What the task requires => Go through the entries below and print each one exactly, leaving out pictures.

Data shown =>
========
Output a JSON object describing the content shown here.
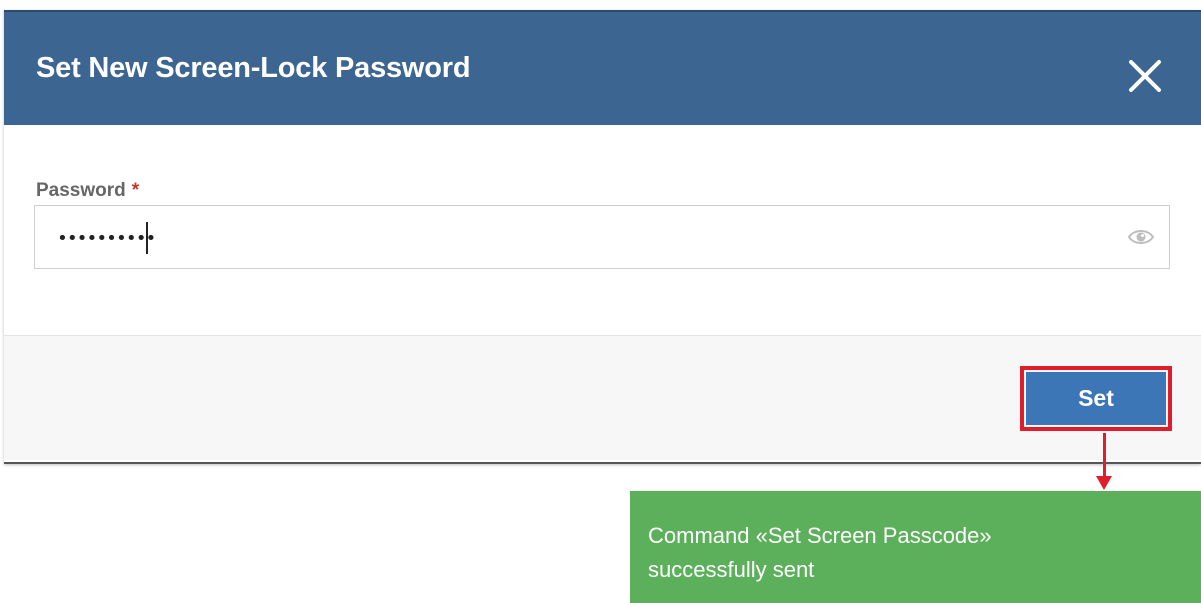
{
  "dialog": {
    "title": "Set New Screen-Lock Password",
    "close_icon": "close-icon"
  },
  "form": {
    "password_label": "Password",
    "required_marker": "*",
    "password_value": "••••••••••",
    "eye_icon": "eye-icon"
  },
  "footer": {
    "set_label": "Set"
  },
  "toast": {
    "line1": "Command «Set Screen Passcode»",
    "line2": "successfully sent"
  },
  "colors": {
    "header": "#3c6592",
    "set_button": "#3c76b6",
    "highlight": "#e01e2b",
    "toast": "#5db05b"
  }
}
========
Task solution =>
Output a JSON object describing the content shown here.
{
  "dialog": {
    "title": "Set New Screen-Lock Password",
    "close_icon": "close-icon"
  },
  "form": {
    "password_label": "Password",
    "required_marker": "*",
    "password_value": "••••••••••",
    "eye_icon": "eye-icon"
  },
  "footer": {
    "set_label": "Set"
  },
  "toast": {
    "line1": "Command «Set Screen Passcode»",
    "line2": "successfully sent"
  },
  "colors": {
    "header": "#3c6592",
    "set_button": "#3c76b6",
    "highlight": "#e01e2b",
    "toast": "#5db05b"
  }
}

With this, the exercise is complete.